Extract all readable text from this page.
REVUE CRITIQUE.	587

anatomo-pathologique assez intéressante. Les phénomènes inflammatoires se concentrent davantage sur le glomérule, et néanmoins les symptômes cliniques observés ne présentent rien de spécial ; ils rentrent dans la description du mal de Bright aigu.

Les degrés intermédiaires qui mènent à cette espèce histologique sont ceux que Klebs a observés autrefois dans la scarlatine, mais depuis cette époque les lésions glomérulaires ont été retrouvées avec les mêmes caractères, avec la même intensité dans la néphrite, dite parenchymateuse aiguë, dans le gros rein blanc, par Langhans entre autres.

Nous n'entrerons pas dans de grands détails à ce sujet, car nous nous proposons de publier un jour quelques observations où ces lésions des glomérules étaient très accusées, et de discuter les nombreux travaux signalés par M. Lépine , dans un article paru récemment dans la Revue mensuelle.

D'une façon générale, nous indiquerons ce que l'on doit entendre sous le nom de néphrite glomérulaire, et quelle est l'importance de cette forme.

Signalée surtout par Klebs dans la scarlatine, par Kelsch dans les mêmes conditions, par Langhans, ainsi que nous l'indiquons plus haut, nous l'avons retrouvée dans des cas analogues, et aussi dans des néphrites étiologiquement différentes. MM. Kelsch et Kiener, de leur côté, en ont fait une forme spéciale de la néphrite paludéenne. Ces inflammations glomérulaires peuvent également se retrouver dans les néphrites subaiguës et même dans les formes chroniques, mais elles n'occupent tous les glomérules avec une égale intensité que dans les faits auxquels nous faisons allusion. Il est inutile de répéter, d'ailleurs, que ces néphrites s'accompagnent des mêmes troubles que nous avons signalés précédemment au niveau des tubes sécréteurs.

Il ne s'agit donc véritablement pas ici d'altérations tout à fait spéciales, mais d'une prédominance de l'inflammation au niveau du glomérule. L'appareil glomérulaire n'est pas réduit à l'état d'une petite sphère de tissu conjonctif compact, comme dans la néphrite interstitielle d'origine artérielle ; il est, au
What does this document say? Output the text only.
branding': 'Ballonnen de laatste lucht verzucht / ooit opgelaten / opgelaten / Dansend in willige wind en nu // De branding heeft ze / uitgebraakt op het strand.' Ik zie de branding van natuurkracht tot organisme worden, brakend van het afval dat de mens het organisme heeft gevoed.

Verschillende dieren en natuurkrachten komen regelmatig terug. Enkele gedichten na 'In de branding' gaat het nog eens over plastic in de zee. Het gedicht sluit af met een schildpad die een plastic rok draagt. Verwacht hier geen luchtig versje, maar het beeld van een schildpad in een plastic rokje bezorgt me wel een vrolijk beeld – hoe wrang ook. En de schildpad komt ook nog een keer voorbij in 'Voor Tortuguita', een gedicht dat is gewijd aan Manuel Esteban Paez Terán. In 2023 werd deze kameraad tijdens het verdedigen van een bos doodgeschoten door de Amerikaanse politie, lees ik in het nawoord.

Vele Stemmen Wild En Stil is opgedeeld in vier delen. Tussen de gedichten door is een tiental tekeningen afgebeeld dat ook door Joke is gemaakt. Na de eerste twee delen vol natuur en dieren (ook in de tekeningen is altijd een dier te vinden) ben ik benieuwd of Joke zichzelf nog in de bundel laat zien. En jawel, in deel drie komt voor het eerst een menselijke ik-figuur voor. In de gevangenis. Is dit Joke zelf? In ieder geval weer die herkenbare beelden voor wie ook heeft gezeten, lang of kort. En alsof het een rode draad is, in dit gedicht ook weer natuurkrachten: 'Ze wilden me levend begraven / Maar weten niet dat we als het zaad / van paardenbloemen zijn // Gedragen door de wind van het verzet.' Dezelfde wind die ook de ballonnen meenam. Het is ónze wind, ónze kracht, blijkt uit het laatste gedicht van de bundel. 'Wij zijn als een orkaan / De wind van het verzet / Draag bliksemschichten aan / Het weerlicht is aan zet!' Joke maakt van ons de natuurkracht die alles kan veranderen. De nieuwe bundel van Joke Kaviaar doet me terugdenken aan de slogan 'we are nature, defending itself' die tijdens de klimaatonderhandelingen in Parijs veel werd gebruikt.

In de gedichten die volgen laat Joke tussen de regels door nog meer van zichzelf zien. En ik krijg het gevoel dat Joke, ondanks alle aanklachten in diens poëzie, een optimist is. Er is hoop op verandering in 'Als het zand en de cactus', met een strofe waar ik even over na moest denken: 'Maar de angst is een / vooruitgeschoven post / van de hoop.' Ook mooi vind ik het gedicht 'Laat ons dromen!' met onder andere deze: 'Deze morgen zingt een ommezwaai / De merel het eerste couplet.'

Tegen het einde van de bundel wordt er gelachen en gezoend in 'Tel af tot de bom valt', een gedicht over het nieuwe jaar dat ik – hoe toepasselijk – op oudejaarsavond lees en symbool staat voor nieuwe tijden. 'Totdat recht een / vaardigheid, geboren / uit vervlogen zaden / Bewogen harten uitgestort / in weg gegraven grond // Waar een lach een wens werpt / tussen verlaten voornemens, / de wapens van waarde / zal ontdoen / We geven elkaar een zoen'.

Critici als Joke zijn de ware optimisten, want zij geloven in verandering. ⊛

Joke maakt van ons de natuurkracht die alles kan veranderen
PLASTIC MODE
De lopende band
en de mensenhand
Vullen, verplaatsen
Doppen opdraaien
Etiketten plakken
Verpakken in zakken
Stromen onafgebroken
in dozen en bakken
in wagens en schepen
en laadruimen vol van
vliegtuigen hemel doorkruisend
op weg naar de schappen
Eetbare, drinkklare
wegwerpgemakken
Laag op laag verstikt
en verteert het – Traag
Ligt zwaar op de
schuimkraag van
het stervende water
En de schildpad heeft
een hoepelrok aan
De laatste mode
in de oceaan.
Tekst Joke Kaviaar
▬▬▬
▶ **Problem statement**
Pull out each record as written and restate it exactly.

▶ **Final answer**
Extract all readable text from this page.
REVUE CRITIQUE.	587

anatomo-pathologique assez intéressante. Les phénomènes inflammatoires se concentrent davantage sur le glomérule, et néanmoins les symptômes cliniques observés ne présentent rien de spécial ; ils rentrent dans la description du mal de Bright aigu.

Les degrés intermédiaires qui mènent à cette espèce histologique sont ceux que Klebs a observés autrefois dans la scarlatine, mais depuis cette époque les lésions glomérulaires ont été retrouvées avec les mêmes caractères, avec la même intensité dans la néphrite, dite parenchymateuse aiguë, dans le gros rein blanc, par Langhans entre autres.

Nous n'entrerons pas dans de grands détails à ce sujet, car nous nous proposons de publier un jour quelques observations où ces lésions des glomérules étaient très accusées, et de discuter les nombreux travaux signalés par M. Lépine , dans un article paru récemment dans la Revue mensuelle.

D'une façon générale, nous indiquerons ce que l'on doit entendre sous le nom de néphrite glomérulaire, et quelle est l'importance de cette forme.

Signalée surtout par Klebs dans la scarlatine, par Kelsch dans les mêmes conditions, par Langhans, ainsi que nous l'indiquons plus haut, nous l'avons retrouvée dans des cas analogues, et aussi dans des néphrites étiologiquement différentes. MM. Kelsch et Kiener, de leur côté, en ont fait une forme spéciale de la néphrite paludéenne. Ces inflammations glomérulaires peuvent également se retrouver dans les néphrites subaiguës et même dans les formes chroniques, mais elles n'occupent tous les glomérules avec une égale intensité que dans les faits auxquels nous faisons allusion. Il est inutile de répéter, d'ailleurs, que ces néphrites s'accompagnent des mêmes troubles que nous avons signalés précédemment au niveau des tubes sécréteurs.

Il ne s'agit donc véritablement pas ici d'altérations tout à fait spéciales, mais d'une prédominance de l'inflammation au niveau du glomérule. L'appareil glomérulaire n'est pas réduit à l'état d'une petite sphère de tissu conjonctif compact, comme dans la néphrite interstitielle d'origine artérielle ; il est, au
What does this document say? Output the text only.
branding': 'Ballonnen de laatste lucht verzucht / ooit opgelaten / opgelaten / Dansend in willige wind en nu // De branding heeft ze / uitgebraakt op het strand.' Ik zie de branding van natuurkracht tot organisme worden, brakend van het afval dat de mens het organisme heeft gevoed.

Verschillende dieren en natuurkrachten komen regelmatig terug. Enkele gedichten na 'In de branding' gaat het nog eens over plastic in de zee. Het gedicht sluit af met een schildpad die een plastic rok draagt. Verwacht hier geen luchtig versje, maar het beeld van een schildpad in een plastic rokje bezorgt me wel een vrolijk beeld – hoe wrang ook. En de schildpad komt ook nog een keer voorbij in 'Voor Tortuguita', een gedicht dat is gewijd aan Manuel Esteban Paez Terán. In 2023 werd deze kameraad tijdens het verdedigen van een bos doodgeschoten door de Amerikaanse politie, lees ik in het nawoord.

Vele Stemmen Wild En Stil is opgedeeld in vier delen. Tussen de gedichten door is een tiental tekeningen afgebeeld dat ook door Joke is gemaakt. Na de eerste twee delen vol natuur en dieren (ook in de tekeningen is altijd een dier te vinden) ben ik benieuwd of Joke zichzelf nog in de bundel laat zien. En jawel, in deel drie komt voor het eerst een menselijke ik-figuur voor. In de gevangenis. Is dit Joke zelf? In ieder geval weer die herkenbare beelden voor wie ook heeft gezeten, lang of kort. En alsof het een rode draad is, in dit gedicht ook weer natuurkrachten: 'Ze wilden me levend begraven / Maar weten niet dat we als het zaad / van paardenbloemen zijn // Gedragen door de wind van het verzet.' Dezelfde wind die ook de ballonnen meenam. Het is ónze wind, ónze kracht, blijkt uit het laatste gedicht van de bundel. 'Wij zijn als een orkaan / De wind van het verzet / Draag bliksemschichten aan / Het weerlicht is aan zet!' Joke maakt van ons de natuurkracht die alles kan veranderen. De nieuwe bundel van Joke Kaviaar doet me terugdenken aan de slogan 'we are nature, defending itself' die tijdens de klimaatonderhandelingen in Parijs veel werd gebruikt.

In de gedichten die volgen laat Joke tussen de regels door nog meer van zichzelf zien. En ik krijg het gevoel dat Joke, ondanks alle aanklachten in diens poëzie, een optimist is. Er is hoop op verandering in 'Als het zand en de cactus', met een strofe waar ik even over na moest denken: 'Maar de angst is een / vooruitgeschoven post / van de hoop.' Ook mooi vind ik het gedicht 'Laat ons dromen!' met onder andere deze: 'Deze morgen zingt een ommezwaai / De merel het eerste couplet.'

Tegen het einde van de bundel wordt er gelachen en gezoend in 'Tel af tot de bom valt', een gedicht over het nieuwe jaar dat ik – hoe toepasselijk – op oudejaarsavond lees en symbool staat voor nieuwe tijden. 'Totdat recht een / vaardigheid, geboren / uit vervlogen zaden / Bewogen harten uitgestort / in weg gegraven grond // Waar een lach een wens werpt / tussen verlaten voornemens, / de wapens van waarde / zal ontdoen / We geven elkaar een zoen'.

Critici als Joke zijn de ware optimisten, want zij geloven in verandering. ⊛

Joke maakt van ons de natuurkracht die alles kan veranderen
PLASTIC MODE
De lopende band
en de mensenhand
Vullen, verplaatsen
Doppen opdraaien
Etiketten plakken
Verpakken in zakken
Stromen onafgebroken
in dozen en bakken
in wagens en schepen
en laadruimen vol van
vliegtuigen hemel doorkruisend
op weg naar de schappen
Eetbare, drinkklare
wegwerpgemakken
Laag op laag verstikt
en verteert het – Traag
Ligt zwaar op de
schuimkraag van
het stervende water
En de schildpad heeft
een hoepelrok aan
De laatste mode
in de oceaan.
Tekst Joke Kaviaar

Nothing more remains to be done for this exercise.